WORK TO DO:
Repeat the material below word for word and leave out all pictures.

MATERIAL FOR THE TASK:
··········
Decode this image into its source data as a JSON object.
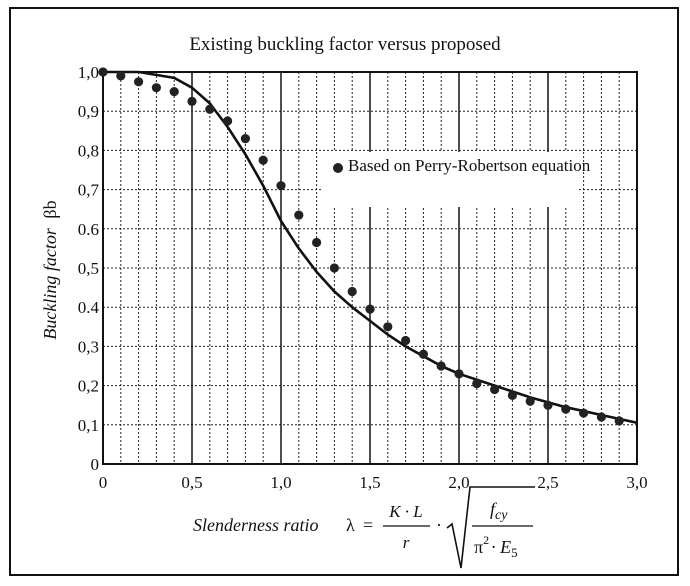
{
  "chart_data": {
    "type": "scatter",
    "title": "Existing buckling factor versus proposed",
    "xlabel": {
      "prefix": "Slenderness ratio",
      "lambda": "λ",
      "eq": "=",
      "num": "K · L",
      "den": "r",
      "dot": "·",
      "root_num": "f",
      "root_num_sub": "cy",
      "root_den_pi": "π",
      "root_den_sq": "2",
      "root_den_rest": "· E",
      "root_den_sub": "5"
    },
    "ylabel": {
      "main": "Buckling factor",
      "symbol": "βb"
    },
    "xlim": [
      0,
      3.0
    ],
    "ylim": [
      0,
      1.0
    ],
    "x_ticks": [
      "0",
      "0,5",
      "1,0",
      "1,5",
      "2,0",
      "2,5",
      "3,0"
    ],
    "y_ticks": [
      "0",
      "0,1",
      "0,2",
      "0,3",
      "0.4",
      "0,5",
      "0.6",
      "0,7",
      "0,8",
      "0,9",
      "1,0"
    ],
    "grid": true,
    "legend": "Based on Perry-Robertson equation",
    "series": [
      {
        "name": "Based on Perry-Robertson equation",
        "kind": "points",
        "x": [
          0,
          0.1,
          0.2,
          0.3,
          0.4,
          0.5,
          0.6,
          0.7,
          0.8,
          0.9,
          1.0,
          1.1,
          1.2,
          1.3,
          1.4,
          1.5,
          1.6,
          1.7,
          1.8,
          1.9,
          2.0,
          2.1,
          2.2,
          2.3,
          2.4,
          2.5,
          2.6,
          2.7,
          2.8,
          2.9
        ],
        "y": [
          1.0,
          0.99,
          0.975,
          0.96,
          0.95,
          0.925,
          0.905,
          0.875,
          0.83,
          0.775,
          0.71,
          0.635,
          0.565,
          0.5,
          0.44,
          0.395,
          0.35,
          0.315,
          0.28,
          0.25,
          0.23,
          0.205,
          0.19,
          0.175,
          0.16,
          0.15,
          0.14,
          0.13,
          0.12,
          0.11
        ]
      },
      {
        "kind": "curve",
        "x": [
          0,
          0.2,
          0.4,
          0.5,
          0.6,
          0.7,
          0.8,
          0.9,
          1.0,
          1.1,
          1.2,
          1.3,
          1.4,
          1.5,
          1.6,
          1.7,
          1.8,
          1.9,
          2.0,
          2.2,
          2.4,
          2.6,
          2.8,
          3.0
        ],
        "y": [
          1.0,
          1.0,
          0.985,
          0.96,
          0.92,
          0.86,
          0.79,
          0.71,
          0.62,
          0.55,
          0.49,
          0.44,
          0.4,
          0.365,
          0.33,
          0.3,
          0.275,
          0.25,
          0.23,
          0.2,
          0.17,
          0.145,
          0.125,
          0.105
        ]
      }
    ]
  }
}
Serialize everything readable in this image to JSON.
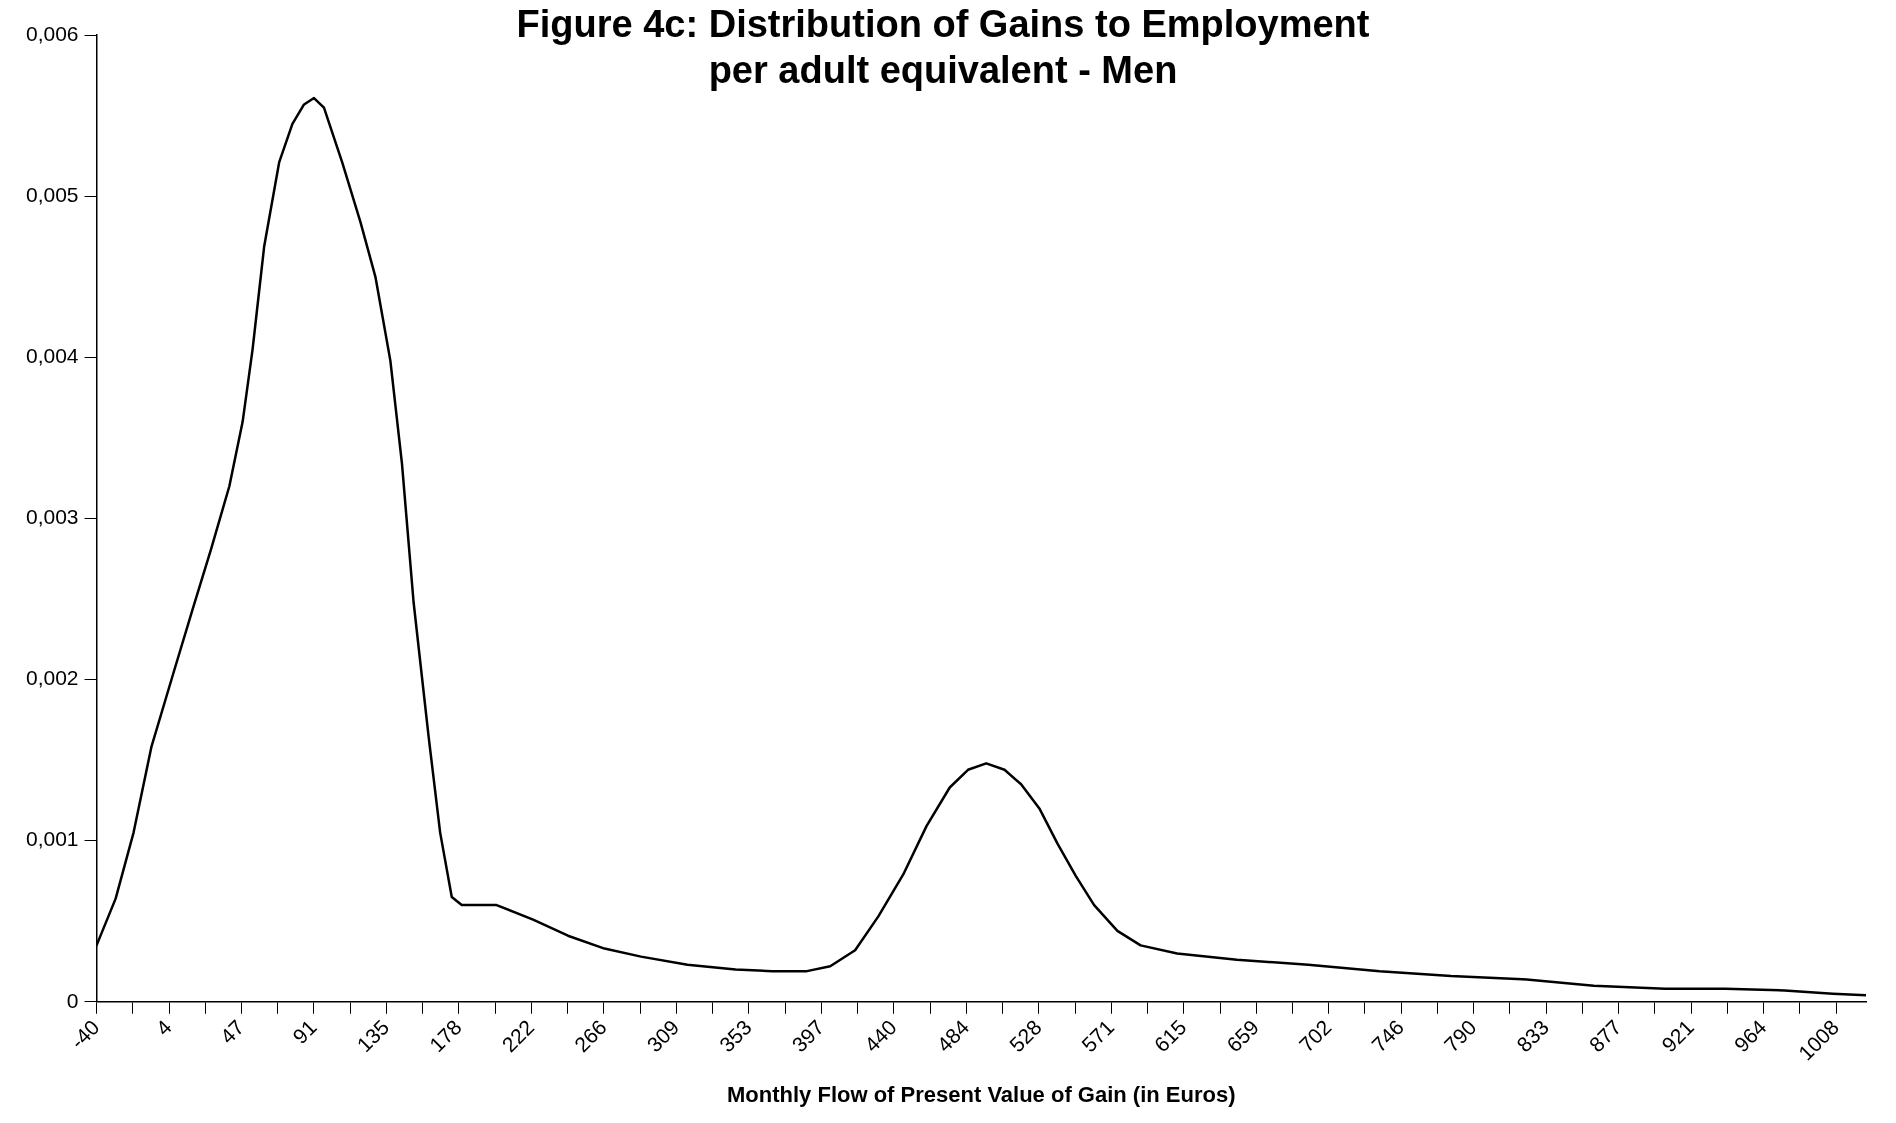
··········
EXERCISE ANSWER:
Decode this image into its source data as a JSON object.
{
  "chart_data": {
    "type": "scatter",
    "title": "Existing buckling factor versus proposed",
    "xlabel": {
      "prefix": "Slenderness ratio",
      "lambda": "λ",
      "eq": "=",
      "num": "K · L",
      "den": "r",
      "dot": "·",
      "root_num": "f",
      "root_num_sub": "cy",
      "root_den_pi": "π",
      "root_den_sq": "2",
      "root_den_rest": "· E",
      "root_den_sub": "5"
    },
    "ylabel": {
      "main": "Buckling factor",
      "symbol": "βb"
    },
    "xlim": [
      0,
      3.0
    ],
    "ylim": [
      0,
      1.0
    ],
    "x_ticks": [
      "0",
      "0,5",
      "1,0",
      "1,5",
      "2,0",
      "2,5",
      "3,0"
    ],
    "y_ticks": [
      "0",
      "0,1",
      "0,2",
      "0,3",
      "0.4",
      "0,5",
      "0.6",
      "0,7",
      "0,8",
      "0,9",
      "1,0"
    ],
    "grid": true,
    "legend": "Based on Perry-Robertson equation",
    "series": [
      {
        "name": "Based on Perry-Robertson equation",
        "kind": "points",
        "x": [
          0,
          0.1,
          0.2,
          0.3,
          0.4,
          0.5,
          0.6,
          0.7,
          0.8,
          0.9,
          1.0,
          1.1,
          1.2,
          1.3,
          1.4,
          1.5,
          1.6,
          1.7,
          1.8,
          1.9,
          2.0,
          2.1,
          2.2,
          2.3,
          2.4,
          2.5,
          2.6,
          2.7,
          2.8,
          2.9
        ],
        "y": [
          1.0,
          0.99,
          0.975,
          0.96,
          0.95,
          0.925,
          0.905,
          0.875,
          0.83,
          0.775,
          0.71,
          0.635,
          0.565,
          0.5,
          0.44,
          0.395,
          0.35,
          0.315,
          0.28,
          0.25,
          0.23,
          0.205,
          0.19,
          0.175,
          0.16,
          0.15,
          0.14,
          0.13,
          0.12,
          0.11
        ]
      },
      {
        "kind": "curve",
        "x": [
          0,
          0.2,
          0.4,
          0.5,
          0.6,
          0.7,
          0.8,
          0.9,
          1.0,
          1.1,
          1.2,
          1.3,
          1.4,
          1.5,
          1.6,
          1.7,
          1.8,
          1.9,
          2.0,
          2.2,
          2.4,
          2.6,
          2.8,
          3.0
        ],
        "y": [
          1.0,
          1.0,
          0.985,
          0.96,
          0.92,
          0.86,
          0.79,
          0.71,
          0.62,
          0.55,
          0.49,
          0.44,
          0.4,
          0.365,
          0.33,
          0.3,
          0.275,
          0.25,
          0.23,
          0.2,
          0.17,
          0.145,
          0.125,
          0.105
        ]
      }
    ]
  }
}
Serialize everything readable in this image to JSON.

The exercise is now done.